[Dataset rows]
----------------
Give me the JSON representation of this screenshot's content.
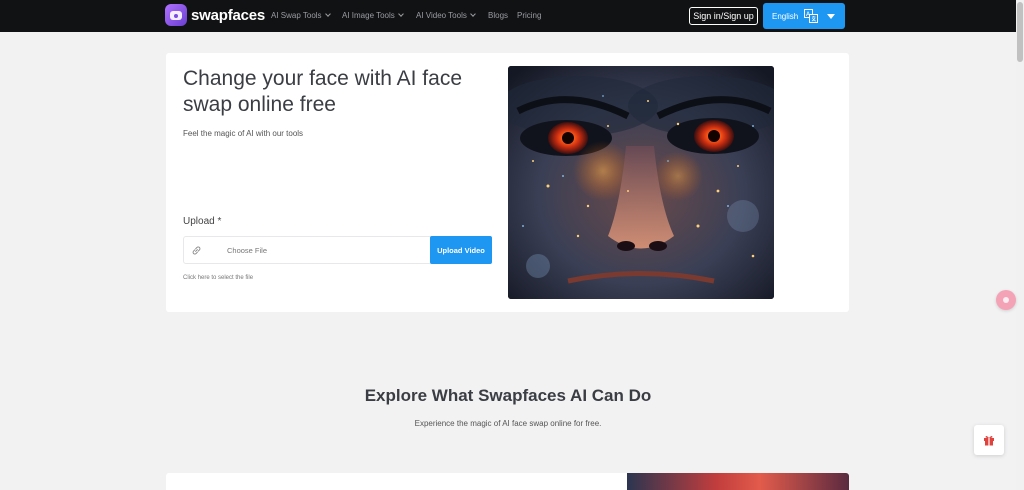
{
  "header": {
    "logo_text": "swapfaces",
    "nav": [
      {
        "label": "AI Swap Tools",
        "dropdown": true
      },
      {
        "label": "AI Image Tools",
        "dropdown": true
      },
      {
        "label": "AI Video Tools",
        "dropdown": true
      },
      {
        "label": "Blogs",
        "dropdown": false
      },
      {
        "label": "Pricing",
        "dropdown": false
      }
    ],
    "signin_label": "Sign in/Sign up",
    "language_label": "English",
    "accent_color": "#1e97f3"
  },
  "hero": {
    "title": "Change your face with AI face swap online free",
    "subtitle": "Feel the magic of AI with our tools",
    "upload_label": "Upload *",
    "file_placeholder": "Choose File",
    "upload_button": "Upload Video",
    "upload_hint": "Click here to select the file"
  },
  "explore": {
    "title": "Explore What Swapfaces AI Can Do",
    "subtitle": "Experience the magic of AI face swap online for free."
  },
  "icons": [
    "logo-icon",
    "chevron-down-icon",
    "translate-icon",
    "link-icon",
    "gift-icon"
  ]
}
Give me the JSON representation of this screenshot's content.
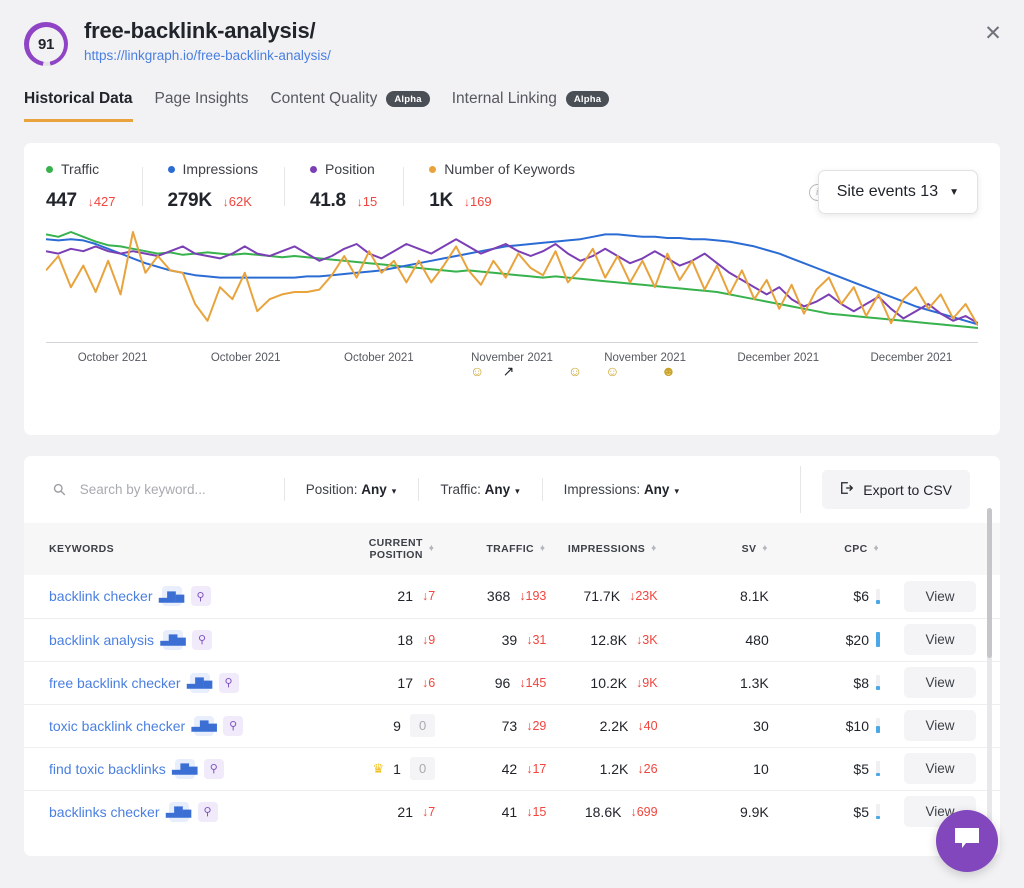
----------------
**Task details**
Filter the listing above by the word "subtitle"; copy each line that passes.

**Exercise output**
    "subtitle": "Feel the magic of AI with our tools",
    "subtitle": "Experience the magic of AI face swap online for free."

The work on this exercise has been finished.